[PROVIDED DATA start]

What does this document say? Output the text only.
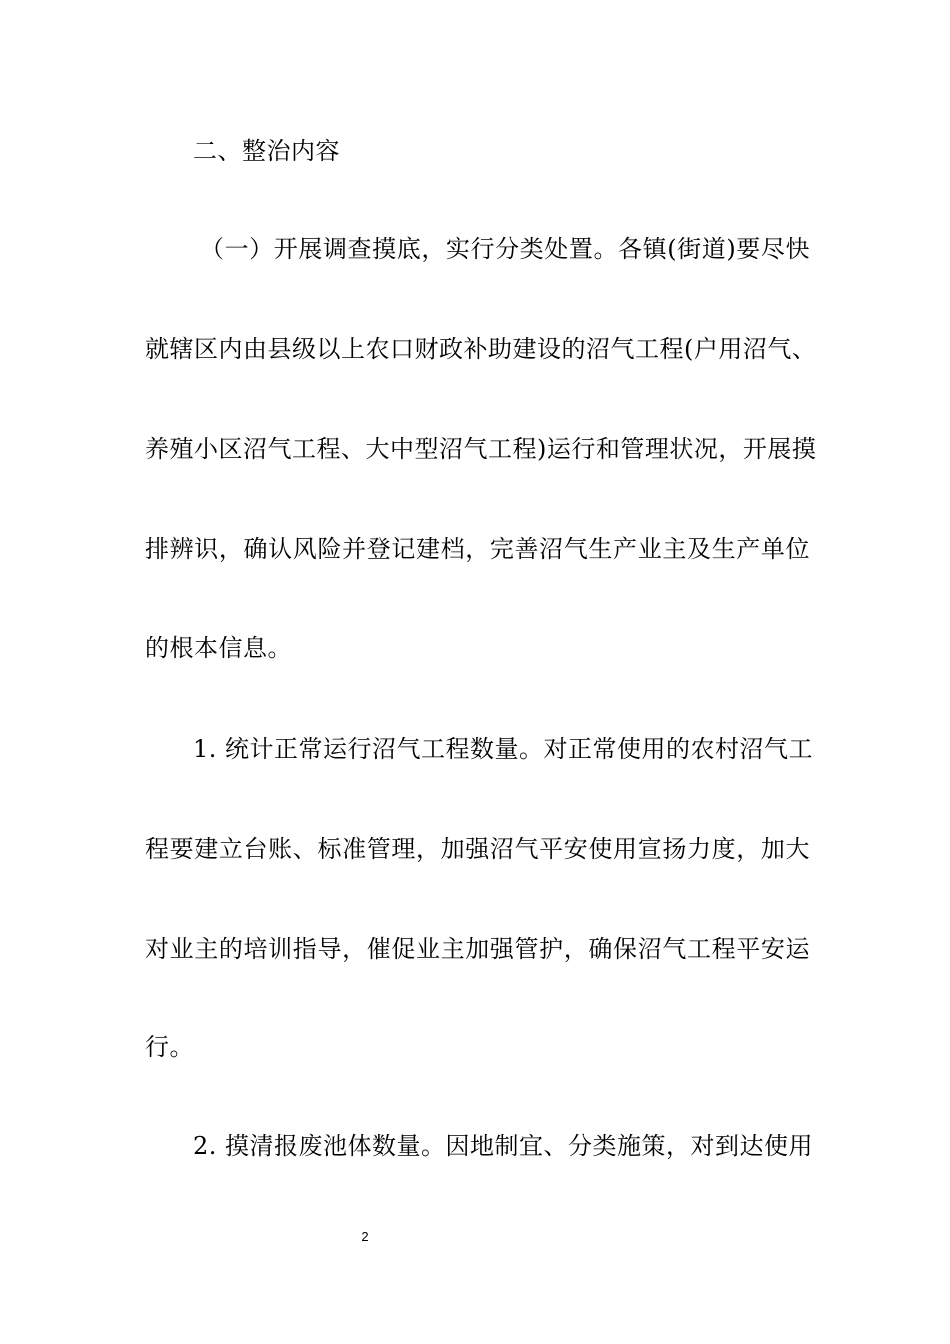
二、整治内容
（一）开展调查摸底，实行分类处置。各镇(街道)要尽快
就辖区内由县级以上农口财政补助建设的沼气工程(户用沼气、
养殖小区沼气工程、大中型沼气工程)运行和管理状况，开展摸
排辨识，确认风险并登记建档，完善沼气生产业主及生产单位
的根本信息。
1. 统计正常运行沼气工程数量。对正常使用的农村沼气工
程要建立台账、标准管理，加强沼气平安使用宣扬力度，加大
对业主的培训指导，催促业主加强管护，确保沼气工程平安运
行。
2. 摸清报废池体数量。因地制宜、分类施策，对到达使用
2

[PROVIDED DATA end]

GOAL: Go through the listing above and write it all out exactly, leaving out any picture.

SOLUTION BELOW:
What does this document say? Output the text only.
二、整治内容
（一）开展调查摸底，实行分类处置。各镇(街道)要尽快
就辖区内由县级以上农口财政补助建设的沼气工程(户用沼气、
养殖小区沼气工程、大中型沼气工程)运行和管理状况，开展摸
排辨识，确认风险并登记建档，完善沼气生产业主及生产单位
的根本信息。
1. 统计正常运行沼气工程数量。对正常使用的农村沼气工
程要建立台账、标准管理，加强沼气平安使用宣扬力度，加大
对业主的培训指导，催促业主加强管护，确保沼气工程平安运
行。
2. 摸清报废池体数量。因地制宜、分类施策，对到达使用
2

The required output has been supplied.